Below are some records. Say in a single number how many of their lines include the word "zesílení".

**THE RECORDS:**
>> start
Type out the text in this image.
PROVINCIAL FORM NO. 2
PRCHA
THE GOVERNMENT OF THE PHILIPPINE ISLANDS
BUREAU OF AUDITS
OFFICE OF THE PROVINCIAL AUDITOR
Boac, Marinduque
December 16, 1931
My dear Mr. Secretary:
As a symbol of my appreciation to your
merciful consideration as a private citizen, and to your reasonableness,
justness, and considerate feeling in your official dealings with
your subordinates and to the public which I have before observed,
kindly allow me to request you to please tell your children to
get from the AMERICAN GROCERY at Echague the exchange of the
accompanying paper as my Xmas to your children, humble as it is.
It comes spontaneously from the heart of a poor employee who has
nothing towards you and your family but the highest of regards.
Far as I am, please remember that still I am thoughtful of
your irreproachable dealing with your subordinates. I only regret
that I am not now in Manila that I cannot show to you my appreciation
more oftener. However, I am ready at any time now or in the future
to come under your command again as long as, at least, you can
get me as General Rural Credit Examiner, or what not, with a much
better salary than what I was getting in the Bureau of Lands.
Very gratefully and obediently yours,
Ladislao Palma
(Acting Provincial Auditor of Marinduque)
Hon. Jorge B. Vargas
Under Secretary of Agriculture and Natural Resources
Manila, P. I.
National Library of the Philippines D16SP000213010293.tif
>> end
>> start
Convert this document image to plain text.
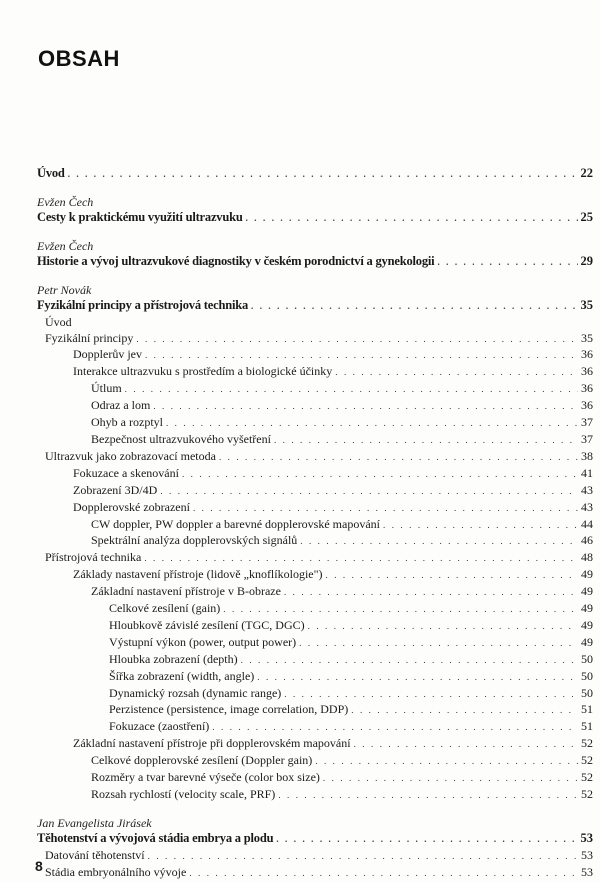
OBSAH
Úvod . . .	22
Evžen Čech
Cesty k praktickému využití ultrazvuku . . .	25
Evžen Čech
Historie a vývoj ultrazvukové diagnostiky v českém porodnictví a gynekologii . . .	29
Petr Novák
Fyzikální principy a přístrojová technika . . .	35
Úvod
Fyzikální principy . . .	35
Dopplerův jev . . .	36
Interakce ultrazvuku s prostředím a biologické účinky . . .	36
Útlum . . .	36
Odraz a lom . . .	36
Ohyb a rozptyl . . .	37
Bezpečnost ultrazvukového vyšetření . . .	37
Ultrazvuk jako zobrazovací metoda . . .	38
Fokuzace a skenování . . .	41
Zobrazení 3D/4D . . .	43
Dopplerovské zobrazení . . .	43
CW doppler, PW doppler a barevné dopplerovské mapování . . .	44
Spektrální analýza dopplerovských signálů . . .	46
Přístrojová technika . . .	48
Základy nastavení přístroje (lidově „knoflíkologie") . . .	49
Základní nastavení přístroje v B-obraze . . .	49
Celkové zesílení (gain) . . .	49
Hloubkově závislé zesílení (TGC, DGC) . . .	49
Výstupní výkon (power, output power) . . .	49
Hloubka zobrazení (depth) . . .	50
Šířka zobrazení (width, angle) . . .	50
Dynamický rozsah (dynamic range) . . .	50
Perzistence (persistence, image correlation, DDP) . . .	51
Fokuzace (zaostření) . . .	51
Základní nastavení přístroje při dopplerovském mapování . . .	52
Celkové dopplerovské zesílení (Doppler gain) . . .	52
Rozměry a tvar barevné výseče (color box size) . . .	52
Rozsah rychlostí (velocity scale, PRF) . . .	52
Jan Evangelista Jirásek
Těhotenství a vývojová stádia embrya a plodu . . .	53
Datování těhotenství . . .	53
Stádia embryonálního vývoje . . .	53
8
>> end
**ANSWER TO THE TASK:** 3